> **TASK DIRECTIONS**
Without the pictures, set down the records below word for word.

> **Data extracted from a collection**
——
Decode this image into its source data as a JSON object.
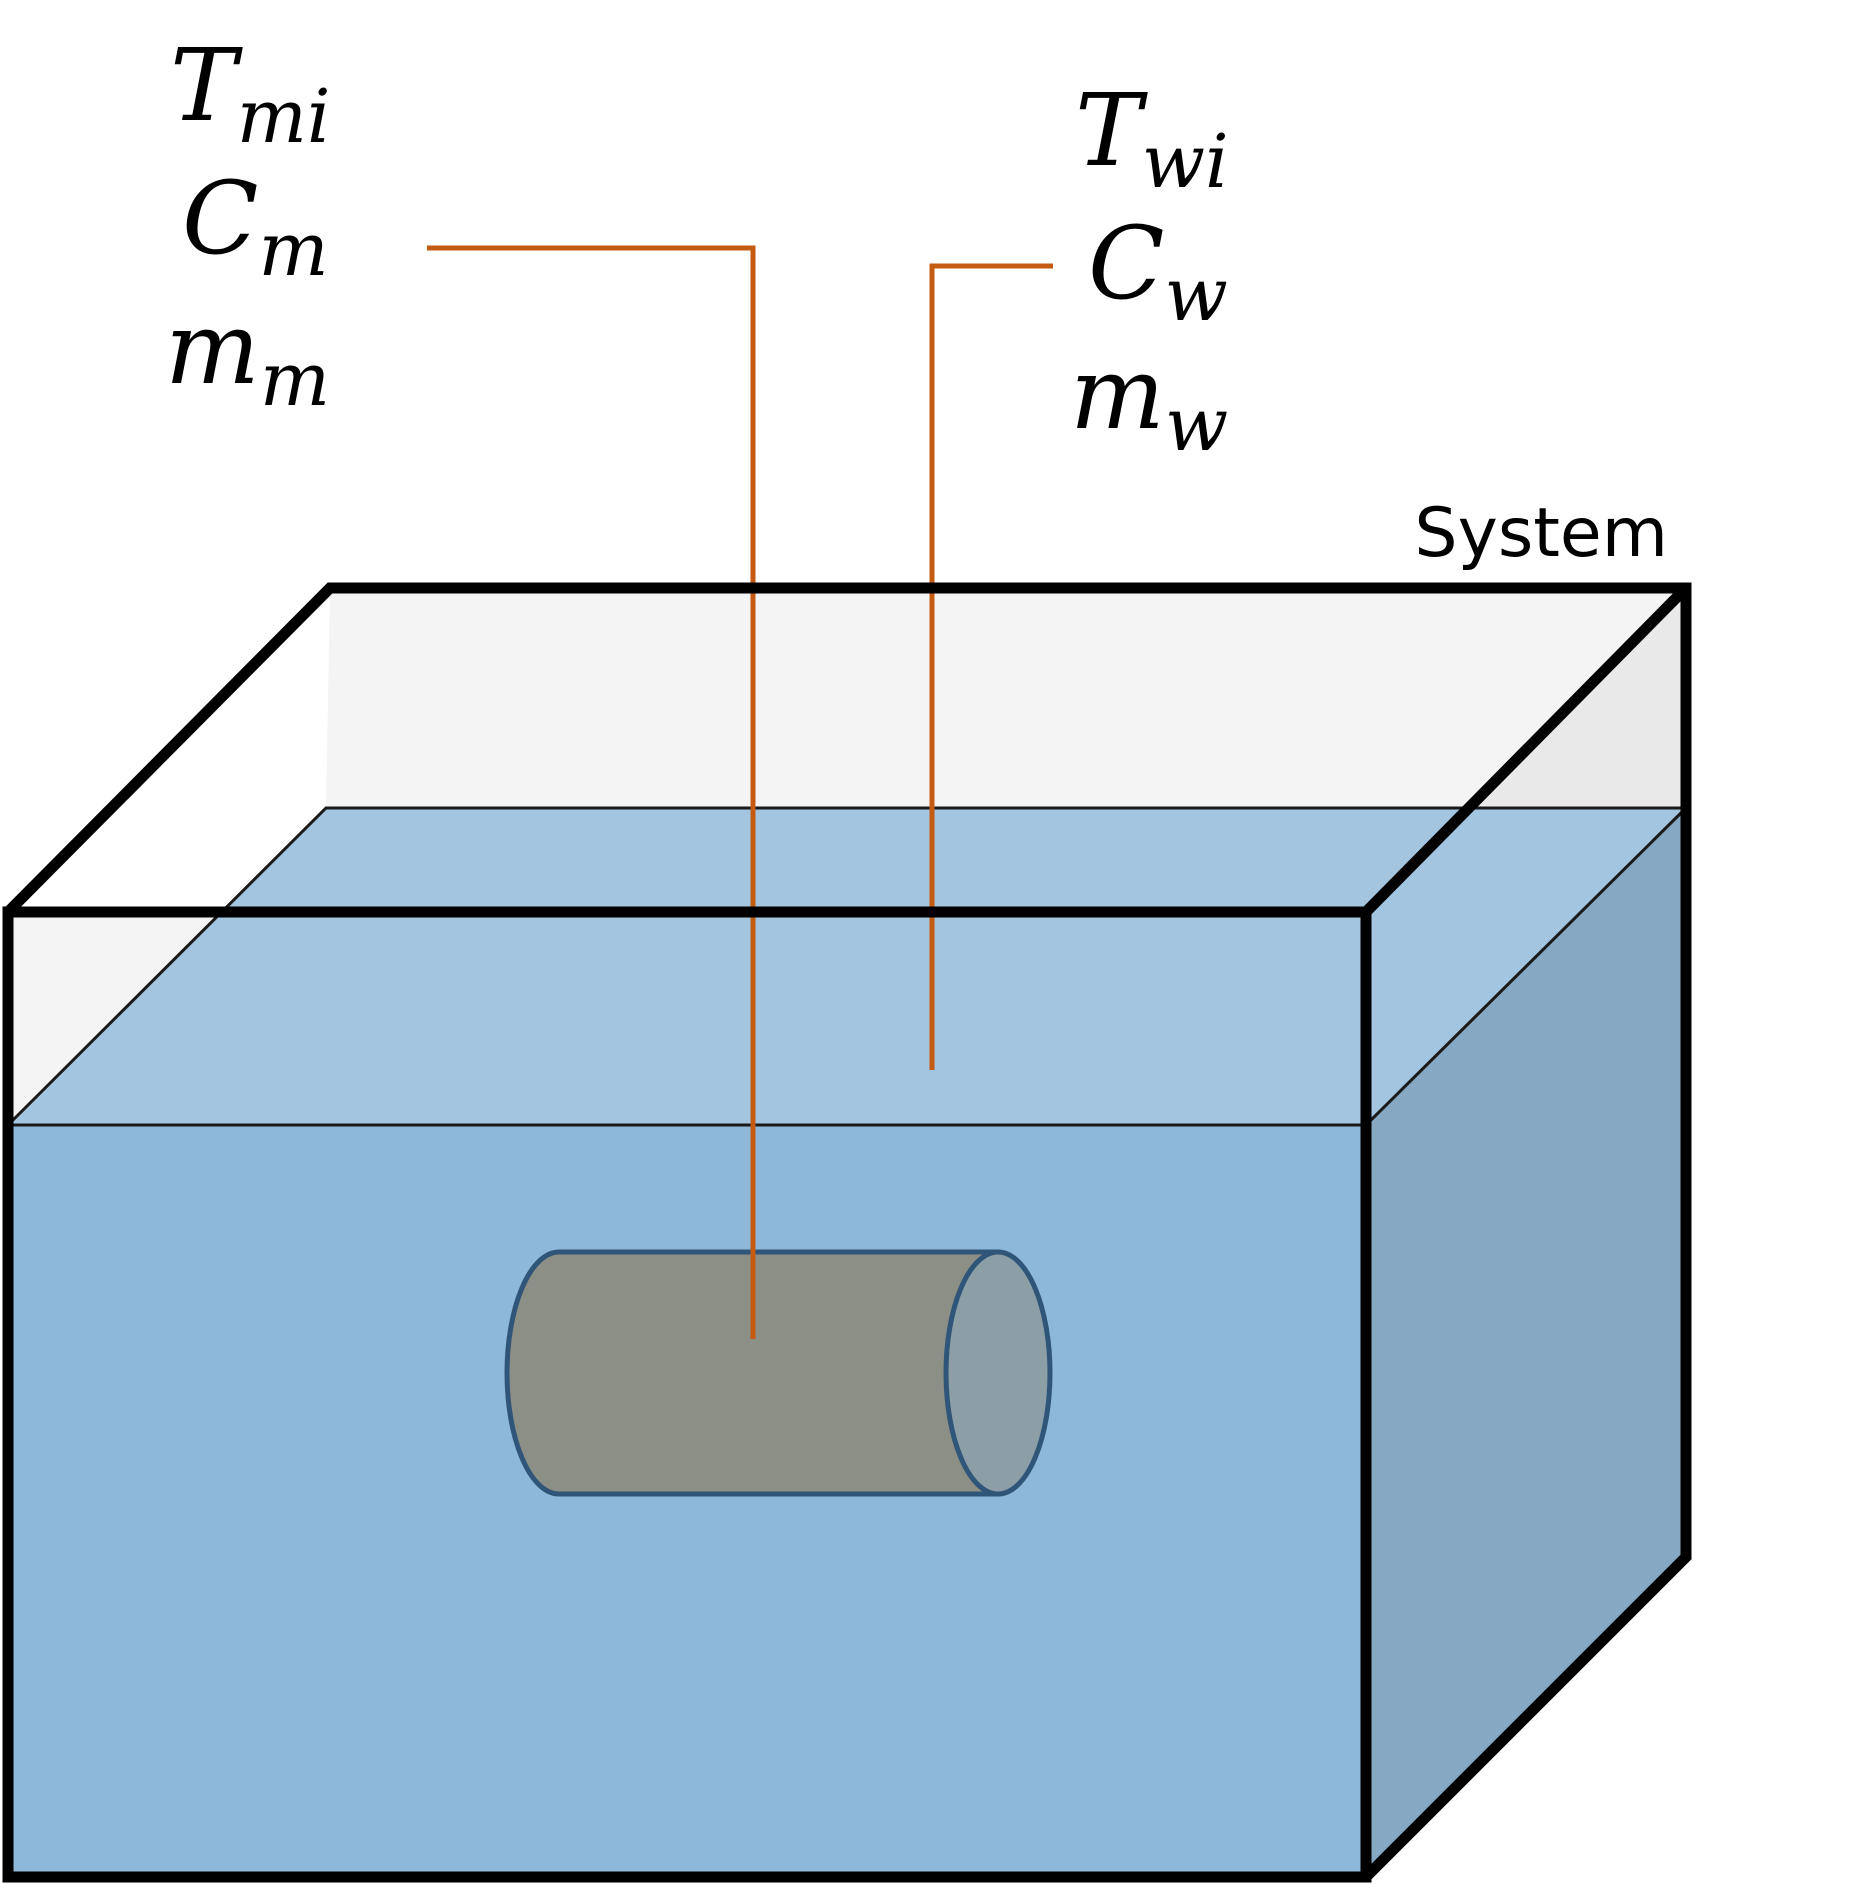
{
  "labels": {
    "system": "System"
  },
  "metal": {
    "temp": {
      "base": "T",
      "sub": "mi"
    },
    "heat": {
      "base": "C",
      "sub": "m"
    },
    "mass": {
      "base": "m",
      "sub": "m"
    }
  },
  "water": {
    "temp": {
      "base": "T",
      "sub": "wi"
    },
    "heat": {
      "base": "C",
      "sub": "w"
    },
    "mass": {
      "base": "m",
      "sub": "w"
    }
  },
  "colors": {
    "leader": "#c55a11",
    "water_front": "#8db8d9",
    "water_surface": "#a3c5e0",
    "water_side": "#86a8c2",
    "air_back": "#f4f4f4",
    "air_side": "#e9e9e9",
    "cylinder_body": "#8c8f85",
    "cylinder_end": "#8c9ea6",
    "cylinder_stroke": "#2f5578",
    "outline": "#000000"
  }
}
——
> **TASK RESULT**
Decode this image into its source data as a JSON object.
{
  "labels": {
    "system": "System"
  },
  "metal": {
    "temp": {
      "base": "T",
      "sub": "mi"
    },
    "heat": {
      "base": "C",
      "sub": "m"
    },
    "mass": {
      "base": "m",
      "sub": "m"
    }
  },
  "water": {
    "temp": {
      "base": "T",
      "sub": "wi"
    },
    "heat": {
      "base": "C",
      "sub": "w"
    },
    "mass": {
      "base": "m",
      "sub": "w"
    }
  },
  "colors": {
    "leader": "#c55a11",
    "water_front": "#8db8d9",
    "water_surface": "#a3c5e0",
    "water_side": "#86a8c2",
    "air_back": "#f4f4f4",
    "air_side": "#e9e9e9",
    "cylinder_body": "#8c8f85",
    "cylinder_end": "#8c9ea6",
    "cylinder_stroke": "#2f5578",
    "outline": "#000000"
  }
}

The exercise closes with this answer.